- **Given information**:
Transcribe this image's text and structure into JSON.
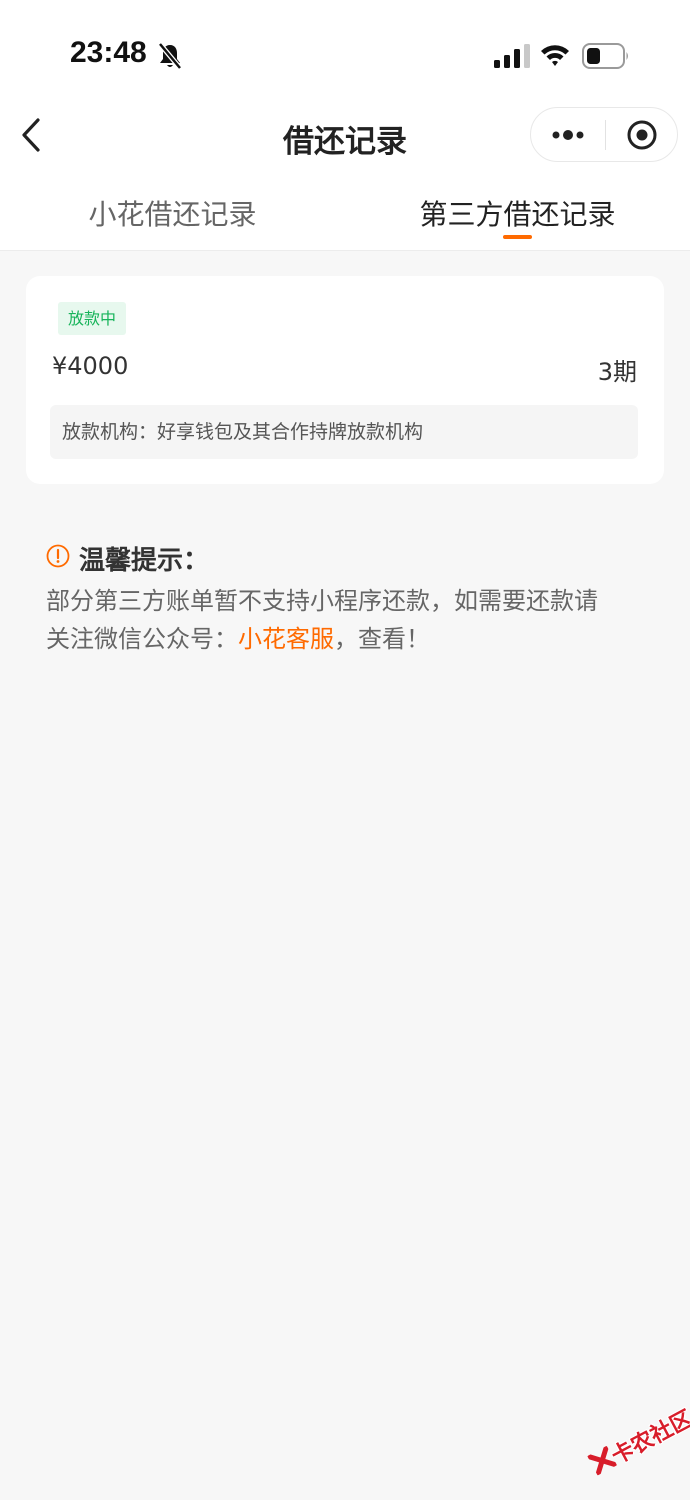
{
  "status_bar": {
    "time": "23:48",
    "icons": [
      "bell-mute-icon",
      "signal-icon",
      "wifi-icon",
      "battery-icon"
    ]
  },
  "nav": {
    "title": "借还记录",
    "back_icon": "chevron-left-icon",
    "capsule_icons": [
      "more-dots-icon",
      "target-close-icon"
    ]
  },
  "tabs": [
    {
      "label": "小花借还记录",
      "active": false
    },
    {
      "label": "第三方借还记录",
      "active": true
    }
  ],
  "record": {
    "status": "放款中",
    "amount": "¥4000",
    "period": "3期",
    "lender": "放款机构：好享钱包及其合作持牌放款机构"
  },
  "tip": {
    "icon": "warning-icon",
    "title": "温馨提示：",
    "line1": "部分第三方账单暂不支持小程序还款，如需要还款请",
    "line2_prefix": "关注微信公众号：",
    "link": "小花客服",
    "line2_suffix": "，查看！"
  },
  "watermark": {
    "text": "卡农社区"
  },
  "colors": {
    "accent": "#ff6a00",
    "badge_text": "#17b45a",
    "badge_bg": "#e7f8ee",
    "background": "#f7f7f7",
    "watermark": "#d81d2a"
  }
}
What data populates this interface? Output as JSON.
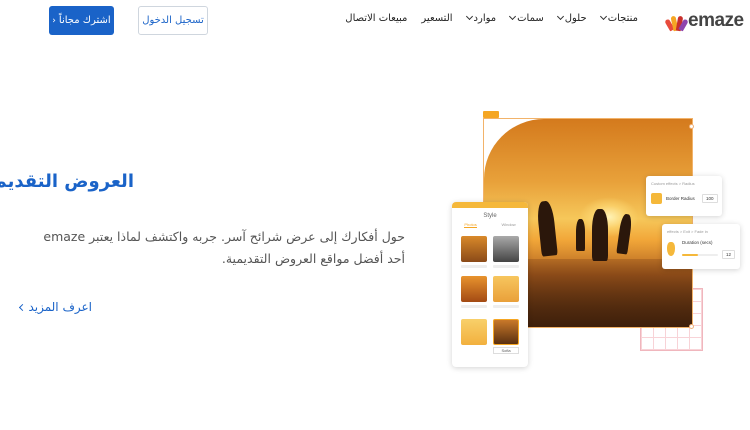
{
  "header": {
    "signup_label": "اشترك مجاناً",
    "login_label": "تسجيل الدخول",
    "logo_text": "emaze",
    "nav": [
      {
        "label": "منتجات",
        "has_dropdown": true
      },
      {
        "label": "حلول",
        "has_dropdown": true
      },
      {
        "label": "سمات",
        "has_dropdown": true
      },
      {
        "label": "موارد",
        "has_dropdown": true
      },
      {
        "label": "التسعير",
        "has_dropdown": false
      },
      {
        "label": "مبيعات الاتصال",
        "has_dropdown": false
      }
    ]
  },
  "hero": {
    "title": "العروض التقديمية",
    "description": "حول أفكارك إلى عرض شرائح آسر. جربه واكتشف لماذا يعتبر emaze أحد أفضل مواقع العروض التقديمية.",
    "learn_more": "اعرف المزيد"
  },
  "illustration": {
    "style_panel": {
      "title": "Style",
      "tabs": [
        "Photos",
        "Window"
      ],
      "selected_label": "Sofia"
    },
    "card_radius": {
      "path": "Custom effects > Radius",
      "label": "Border Radius",
      "value": "100"
    },
    "card_fade": {
      "path": "effects > Exit > Fade in",
      "label": "Duration (secs)",
      "value": "12"
    }
  },
  "colors": {
    "brand_blue": "#1a63c8",
    "accent_orange": "#f5a623"
  }
}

- **Short task**: Pick out the lines that include the word "emaze" and write them out.

- **Task response**:
    "logo_text": "emaze",
    "description": "حول أفكارك إلى عرض شرائح آسر. جربه واكتشف لماذا يعتبر emaze أحد أفضل مواقع العروض التقديمية.",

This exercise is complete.